Data entries
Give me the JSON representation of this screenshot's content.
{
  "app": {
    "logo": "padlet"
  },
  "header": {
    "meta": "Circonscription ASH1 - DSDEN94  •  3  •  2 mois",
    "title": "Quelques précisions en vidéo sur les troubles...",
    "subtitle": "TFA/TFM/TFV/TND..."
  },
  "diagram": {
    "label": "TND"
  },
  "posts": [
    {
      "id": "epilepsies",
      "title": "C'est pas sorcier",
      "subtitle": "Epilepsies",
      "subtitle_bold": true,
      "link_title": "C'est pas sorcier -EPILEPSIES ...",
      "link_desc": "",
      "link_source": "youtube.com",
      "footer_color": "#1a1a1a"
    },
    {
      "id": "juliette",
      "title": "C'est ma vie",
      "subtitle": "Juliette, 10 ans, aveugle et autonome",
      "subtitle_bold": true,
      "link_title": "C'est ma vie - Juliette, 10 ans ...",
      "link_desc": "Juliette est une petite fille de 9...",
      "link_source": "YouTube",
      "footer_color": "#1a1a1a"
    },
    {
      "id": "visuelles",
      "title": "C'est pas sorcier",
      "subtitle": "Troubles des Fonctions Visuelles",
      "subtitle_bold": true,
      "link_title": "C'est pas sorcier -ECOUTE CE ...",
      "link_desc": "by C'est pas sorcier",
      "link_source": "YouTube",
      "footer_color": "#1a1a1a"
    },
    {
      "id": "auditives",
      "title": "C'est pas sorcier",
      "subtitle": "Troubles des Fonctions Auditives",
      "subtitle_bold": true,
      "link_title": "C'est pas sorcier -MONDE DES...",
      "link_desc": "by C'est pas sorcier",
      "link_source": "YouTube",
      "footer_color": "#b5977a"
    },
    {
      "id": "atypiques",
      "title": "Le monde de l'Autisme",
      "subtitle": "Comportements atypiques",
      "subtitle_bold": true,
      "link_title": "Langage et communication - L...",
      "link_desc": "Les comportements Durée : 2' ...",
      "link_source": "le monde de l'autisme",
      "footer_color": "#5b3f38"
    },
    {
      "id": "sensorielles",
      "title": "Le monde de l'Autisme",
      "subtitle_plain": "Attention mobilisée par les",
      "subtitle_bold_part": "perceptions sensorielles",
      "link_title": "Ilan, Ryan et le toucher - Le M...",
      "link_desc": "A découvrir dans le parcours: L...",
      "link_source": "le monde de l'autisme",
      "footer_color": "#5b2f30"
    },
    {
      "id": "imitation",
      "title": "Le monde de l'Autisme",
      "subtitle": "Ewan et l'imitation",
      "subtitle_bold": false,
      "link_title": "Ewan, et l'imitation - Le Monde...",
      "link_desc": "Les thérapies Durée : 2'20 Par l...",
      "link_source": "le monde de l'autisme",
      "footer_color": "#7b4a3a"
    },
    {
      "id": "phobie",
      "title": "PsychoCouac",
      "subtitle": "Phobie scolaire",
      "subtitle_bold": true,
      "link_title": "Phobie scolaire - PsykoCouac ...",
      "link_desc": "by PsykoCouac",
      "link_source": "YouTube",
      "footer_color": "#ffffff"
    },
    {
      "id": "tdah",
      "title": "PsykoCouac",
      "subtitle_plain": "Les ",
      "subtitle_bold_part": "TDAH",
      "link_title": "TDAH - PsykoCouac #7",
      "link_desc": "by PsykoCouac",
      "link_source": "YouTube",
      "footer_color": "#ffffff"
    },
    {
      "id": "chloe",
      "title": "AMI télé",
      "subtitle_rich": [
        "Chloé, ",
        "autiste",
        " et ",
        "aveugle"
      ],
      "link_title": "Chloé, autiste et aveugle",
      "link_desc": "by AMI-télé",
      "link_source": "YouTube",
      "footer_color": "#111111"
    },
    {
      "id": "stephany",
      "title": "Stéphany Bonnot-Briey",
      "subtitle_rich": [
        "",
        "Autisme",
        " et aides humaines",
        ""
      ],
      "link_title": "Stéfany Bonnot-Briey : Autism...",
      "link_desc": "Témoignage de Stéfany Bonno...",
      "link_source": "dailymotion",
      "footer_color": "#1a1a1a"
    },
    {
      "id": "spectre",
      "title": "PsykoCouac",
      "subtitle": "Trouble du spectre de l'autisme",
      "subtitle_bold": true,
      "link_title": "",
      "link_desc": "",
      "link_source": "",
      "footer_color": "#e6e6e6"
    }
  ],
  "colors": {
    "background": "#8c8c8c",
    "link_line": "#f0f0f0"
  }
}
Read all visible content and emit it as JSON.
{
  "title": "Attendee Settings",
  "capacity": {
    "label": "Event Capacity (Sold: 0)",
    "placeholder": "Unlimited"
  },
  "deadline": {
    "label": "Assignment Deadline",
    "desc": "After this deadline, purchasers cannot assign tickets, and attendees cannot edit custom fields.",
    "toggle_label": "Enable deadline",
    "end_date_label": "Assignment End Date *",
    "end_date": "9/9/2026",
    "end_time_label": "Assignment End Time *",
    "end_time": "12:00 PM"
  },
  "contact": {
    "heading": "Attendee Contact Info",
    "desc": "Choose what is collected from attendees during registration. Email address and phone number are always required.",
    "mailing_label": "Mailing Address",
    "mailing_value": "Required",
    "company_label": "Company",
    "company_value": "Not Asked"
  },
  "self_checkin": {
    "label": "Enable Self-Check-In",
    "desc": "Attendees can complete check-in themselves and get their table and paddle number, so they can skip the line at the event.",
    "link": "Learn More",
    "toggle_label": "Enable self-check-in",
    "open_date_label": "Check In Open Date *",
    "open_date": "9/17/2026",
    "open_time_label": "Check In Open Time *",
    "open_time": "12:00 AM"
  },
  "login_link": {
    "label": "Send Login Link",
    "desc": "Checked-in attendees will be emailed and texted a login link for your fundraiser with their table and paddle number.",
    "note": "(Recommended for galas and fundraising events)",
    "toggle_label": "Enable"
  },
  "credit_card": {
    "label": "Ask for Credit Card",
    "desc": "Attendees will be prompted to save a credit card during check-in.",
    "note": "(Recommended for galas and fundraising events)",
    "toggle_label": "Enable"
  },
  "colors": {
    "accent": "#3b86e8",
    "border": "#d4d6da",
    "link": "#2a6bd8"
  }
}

Requirement
All of the entries above should be written out again exactly.

Solution below
Give me the JSON representation of this screenshot's content.
{
  "app": {
    "logo": "padlet"
  },
  "header": {
    "meta": "Circonscription ASH1 - DSDEN94  •  3  •  2 mois",
    "title": "Quelques précisions en vidéo sur les troubles...",
    "subtitle": "TFA/TFM/TFV/TND..."
  },
  "diagram": {
    "label": "TND"
  },
  "posts": [
    {
      "id": "epilepsies",
      "title": "C'est pas sorcier",
      "subtitle": "Epilepsies",
      "subtitle_bold": true,
      "link_title": "C'est pas sorcier -EPILEPSIES ...",
      "link_desc": "",
      "link_source": "youtube.com",
      "footer_color": "#1a1a1a"
    },
    {
      "id": "juliette",
      "title": "C'est ma vie",
      "subtitle": "Juliette, 10 ans, aveugle et autonome",
      "subtitle_bold": true,
      "link_title": "C'est ma vie - Juliette, 10 ans ...",
      "link_desc": "Juliette est une petite fille de 9...",
      "link_source": "YouTube",
      "footer_color": "#1a1a1a"
    },
    {
      "id": "visuelles",
      "title": "C'est pas sorcier",
      "subtitle": "Troubles des Fonctions Visuelles",
      "subtitle_bold": true,
      "link_title": "C'est pas sorcier -ECOUTE CE ...",
      "link_desc": "by C'est pas sorcier",
      "link_source": "YouTube",
      "footer_color": "#1a1a1a"
    },
    {
      "id": "auditives",
      "title": "C'est pas sorcier",
      "subtitle": "Troubles des Fonctions Auditives",
      "subtitle_bold": true,
      "link_title": "C'est pas sorcier -MONDE DES...",
      "link_desc": "by C'est pas sorcier",
      "link_source": "YouTube",
      "footer_color": "#b5977a"
    },
    {
      "id": "atypiques",
      "title": "Le monde de l'Autisme",
      "subtitle": "Comportements atypiques",
      "subtitle_bold": true,
      "link_title": "Langage et communication - L...",
      "link_desc": "Les comportements Durée : 2' ...",
      "link_source": "le monde de l'autisme",
      "footer_color": "#5b3f38"
    },
    {
      "id": "sensorielles",
      "title": "Le monde de l'Autisme",
      "subtitle_plain": "Attention mobilisée par les",
      "subtitle_bold_part": "perceptions sensorielles",
      "link_title": "Ilan, Ryan et le toucher - Le M...",
      "link_desc": "A découvrir dans le parcours: L...",
      "link_source": "le monde de l'autisme",
      "footer_color": "#5b2f30"
    },
    {
      "id": "imitation",
      "title": "Le monde de l'Autisme",
      "subtitle": "Ewan et l'imitation",
      "subtitle_bold": false,
      "link_title": "Ewan, et l'imitation - Le Monde...",
      "link_desc": "Les thérapies Durée : 2'20 Par l...",
      "link_source": "le monde de l'autisme",
      "footer_color": "#7b4a3a"
    },
    {
      "id": "phobie",
      "title": "PsychoCouac",
      "subtitle": "Phobie scolaire",
      "subtitle_bold": true,
      "link_title": "Phobie scolaire - PsykoCouac ...",
      "link_desc": "by PsykoCouac",
      "link_source": "YouTube",
      "footer_color": "#ffffff"
    },
    {
      "id": "tdah",
      "title": "PsykoCouac",
      "subtitle_plain": "Les ",
      "subtitle_bold_part": "TDAH",
      "link_title": "TDAH - PsykoCouac #7",
      "link_desc": "by PsykoCouac",
      "link_source": "YouTube",
      "footer_color": "#ffffff"
    },
    {
      "id": "chloe",
      "title": "AMI télé",
      "subtitle_rich": [
        "Chloé, ",
        "autiste",
        " et ",
        "aveugle"
      ],
      "link_title": "Chloé, autiste et aveugle",
      "link_desc": "by AMI-télé",
      "link_source": "YouTube",
      "footer_color": "#111111"
    },
    {
      "id": "stephany",
      "title": "Stéphany Bonnot-Briey",
      "subtitle_rich": [
        "",
        "Autisme",
        " et aides humaines",
        ""
      ],
      "link_title": "Stéfany Bonnot-Briey : Autism...",
      "link_desc": "Témoignage de Stéfany Bonno...",
      "link_source": "dailymotion",
      "footer_color": "#1a1a1a"
    },
    {
      "id": "spectre",
      "title": "PsykoCouac",
      "subtitle": "Trouble du spectre de l'autisme",
      "subtitle_bold": true,
      "link_title": "",
      "link_desc": "",
      "link_source": "",
      "footer_color": "#e6e6e6"
    }
  ],
  "colors": {
    "background": "#8c8c8c",
    "link_line": "#f0f0f0"
  }
}
Read all visible content and emit it as JSON.
{
  "title": "Attendee Settings",
  "capacity": {
    "label": "Event Capacity (Sold: 0)",
    "placeholder": "Unlimited"
  },
  "deadline": {
    "label": "Assignment Deadline",
    "desc": "After this deadline, purchasers cannot assign tickets, and attendees cannot edit custom fields.",
    "toggle_label": "Enable deadline",
    "end_date_label": "Assignment End Date *",
    "end_date": "9/9/2026",
    "end_time_label": "Assignment End Time *",
    "end_time": "12:00 PM"
  },
  "contact": {
    "heading": "Attendee Contact Info",
    "desc": "Choose what is collected from attendees during registration. Email address and phone number are always required.",
    "mailing_label": "Mailing Address",
    "mailing_value": "Required",
    "company_label": "Company",
    "company_value": "Not Asked"
  },
  "self_checkin": {
    "label": "Enable Self-Check-In",
    "desc": "Attendees can complete check-in themselves and get their table and paddle number, so they can skip the line at the event.",
    "link": "Learn More",
    "toggle_label": "Enable self-check-in",
    "open_date_label": "Check In Open Date *",
    "open_date": "9/17/2026",
    "open_time_label": "Check In Open Time *",
    "open_time": "12:00 AM"
  },
  "login_link": {
    "label": "Send Login Link",
    "desc": "Checked-in attendees will be emailed and texted a login link for your fundraiser with their table and paddle number.",
    "note": "(Recommended for galas and fundraising events)",
    "toggle_label": "Enable"
  },
  "credit_card": {
    "label": "Ask for Credit Card",
    "desc": "Attendees will be prompted to save a credit card during check-in.",
    "note": "(Recommended for galas and fundraising events)",
    "toggle_label": "Enable"
  },
  "colors": {
    "accent": "#3b86e8",
    "border": "#d4d6da",
    "link": "#2a6bd8"
  }
}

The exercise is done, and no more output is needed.